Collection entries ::
━━━━━━━━━━━━━━━━━━━━━━━━━━━━━━

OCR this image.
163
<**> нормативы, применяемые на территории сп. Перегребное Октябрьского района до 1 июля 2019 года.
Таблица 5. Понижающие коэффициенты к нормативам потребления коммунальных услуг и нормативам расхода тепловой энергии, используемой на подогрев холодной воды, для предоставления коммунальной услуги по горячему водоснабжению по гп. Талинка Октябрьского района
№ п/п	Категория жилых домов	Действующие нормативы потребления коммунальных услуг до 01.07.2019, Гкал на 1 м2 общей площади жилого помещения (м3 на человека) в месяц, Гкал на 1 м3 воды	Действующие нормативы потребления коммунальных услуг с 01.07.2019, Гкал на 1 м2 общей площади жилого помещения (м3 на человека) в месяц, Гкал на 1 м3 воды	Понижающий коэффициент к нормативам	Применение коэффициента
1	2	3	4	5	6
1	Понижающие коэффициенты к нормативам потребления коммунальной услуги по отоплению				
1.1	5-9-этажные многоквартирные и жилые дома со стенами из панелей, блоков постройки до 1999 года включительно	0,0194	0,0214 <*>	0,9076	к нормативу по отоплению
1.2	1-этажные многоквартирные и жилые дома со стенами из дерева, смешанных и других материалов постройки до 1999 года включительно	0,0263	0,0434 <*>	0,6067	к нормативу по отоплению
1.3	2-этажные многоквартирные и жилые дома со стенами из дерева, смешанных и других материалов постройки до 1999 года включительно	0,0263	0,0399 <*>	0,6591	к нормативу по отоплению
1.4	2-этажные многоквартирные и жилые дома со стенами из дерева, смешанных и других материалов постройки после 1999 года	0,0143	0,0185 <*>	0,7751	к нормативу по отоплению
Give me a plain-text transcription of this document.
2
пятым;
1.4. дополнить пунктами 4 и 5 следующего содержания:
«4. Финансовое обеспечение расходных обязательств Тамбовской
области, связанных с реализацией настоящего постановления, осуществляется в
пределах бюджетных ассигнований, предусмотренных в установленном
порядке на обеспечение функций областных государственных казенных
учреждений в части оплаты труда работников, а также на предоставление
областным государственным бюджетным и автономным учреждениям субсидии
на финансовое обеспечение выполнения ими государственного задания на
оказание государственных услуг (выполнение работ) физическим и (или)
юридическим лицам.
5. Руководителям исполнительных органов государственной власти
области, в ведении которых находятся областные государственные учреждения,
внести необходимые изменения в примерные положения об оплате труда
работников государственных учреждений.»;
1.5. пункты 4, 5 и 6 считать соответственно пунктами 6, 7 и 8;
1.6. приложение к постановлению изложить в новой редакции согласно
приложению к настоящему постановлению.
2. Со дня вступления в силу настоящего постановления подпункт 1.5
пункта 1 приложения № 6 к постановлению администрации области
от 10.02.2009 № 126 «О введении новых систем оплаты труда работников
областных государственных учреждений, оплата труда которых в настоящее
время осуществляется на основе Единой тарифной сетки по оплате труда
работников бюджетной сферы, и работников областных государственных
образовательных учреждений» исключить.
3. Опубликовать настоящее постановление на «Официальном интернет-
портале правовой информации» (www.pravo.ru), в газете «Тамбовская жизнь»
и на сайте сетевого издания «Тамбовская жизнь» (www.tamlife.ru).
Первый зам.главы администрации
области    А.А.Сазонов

━━━━━━━━━━━━━━━━━━━━━━━━━━━━━━

WHAT TO DO :: Give an exact repetition of all the material.

WRITTEN ANSWER ::
OCR this image.
163
<**> нормативы, применяемые на территории сп. Перегребное Октябрьского района до 1 июля 2019 года.
Таблица 5. Понижающие коэффициенты к нормативам потребления коммунальных услуг и нормативам расхода тепловой энергии, используемой на подогрев холодной воды, для предоставления коммунальной услуги по горячему водоснабжению по гп. Талинка Октябрьского района
№ п/п	Категория жилых домов	Действующие нормативы потребления коммунальных услуг до 01.07.2019, Гкал на 1 м2 общей площади жилого помещения (м3 на человека) в месяц, Гкал на 1 м3 воды	Действующие нормативы потребления коммунальных услуг с 01.07.2019, Гкал на 1 м2 общей площади жилого помещения (м3 на человека) в месяц, Гкал на 1 м3 воды	Понижающий коэффициент к нормативам	Применение коэффициента
1	2	3	4	5	6
1	Понижающие коэффициенты к нормативам потребления коммунальной услуги по отоплению				
1.1	5-9-этажные многоквартирные и жилые дома со стенами из панелей, блоков постройки до 1999 года включительно	0,0194	0,0214 <*>	0,9076	к нормативу по отоплению
1.2	1-этажные многоквартирные и жилые дома со стенами из дерева, смешанных и других материалов постройки до 1999 года включительно	0,0263	0,0434 <*>	0,6067	к нормативу по отоплению
1.3	2-этажные многоквартирные и жилые дома со стенами из дерева, смешанных и других материалов постройки до 1999 года включительно	0,0263	0,0399 <*>	0,6591	к нормативу по отоплению
1.4	2-этажные многоквартирные и жилые дома со стенами из дерева, смешанных и других материалов постройки после 1999 года	0,0143	0,0185 <*>	0,7751	к нормативу по отоплению
Give me a plain-text transcription of this document.
2
пятым;
1.4. дополнить пунктами 4 и 5 следующего содержания:
«4. Финансовое обеспечение расходных обязательств Тамбовской
области, связанных с реализацией настоящего постановления, осуществляется в
пределах бюджетных ассигнований, предусмотренных в установленном
порядке на обеспечение функций областных государственных казенных
учреждений в части оплаты труда работников, а также на предоставление
областным государственным бюджетным и автономным учреждениям субсидии
на финансовое обеспечение выполнения ими государственного задания на
оказание государственных услуг (выполнение работ) физическим и (или)
юридическим лицам.
5. Руководителям исполнительных органов государственной власти
области, в ведении которых находятся областные государственные учреждения,
внести необходимые изменения в примерные положения об оплате труда
работников государственных учреждений.»;
1.5. пункты 4, 5 и 6 считать соответственно пунктами 6, 7 и 8;
1.6. приложение к постановлению изложить в новой редакции согласно
приложению к настоящему постановлению.
2. Со дня вступления в силу настоящего постановления подпункт 1.5
пункта 1 приложения № 6 к постановлению администрации области
от 10.02.2009 № 126 «О введении новых систем оплаты труда работников
областных государственных учреждений, оплата труда которых в настоящее
время осуществляется на основе Единой тарифной сетки по оплате труда
работников бюджетной сферы, и работников областных государственных
образовательных учреждений» исключить.
3. Опубликовать настоящее постановление на «Официальном интернет-
портале правовой информации» (www.pravo.ru), в газете «Тамбовская жизнь»
и на сайте сетевого издания «Тамбовская жизнь» (www.tamlife.ru).
Первый зам.главы администрации
области    А.А.Сазонов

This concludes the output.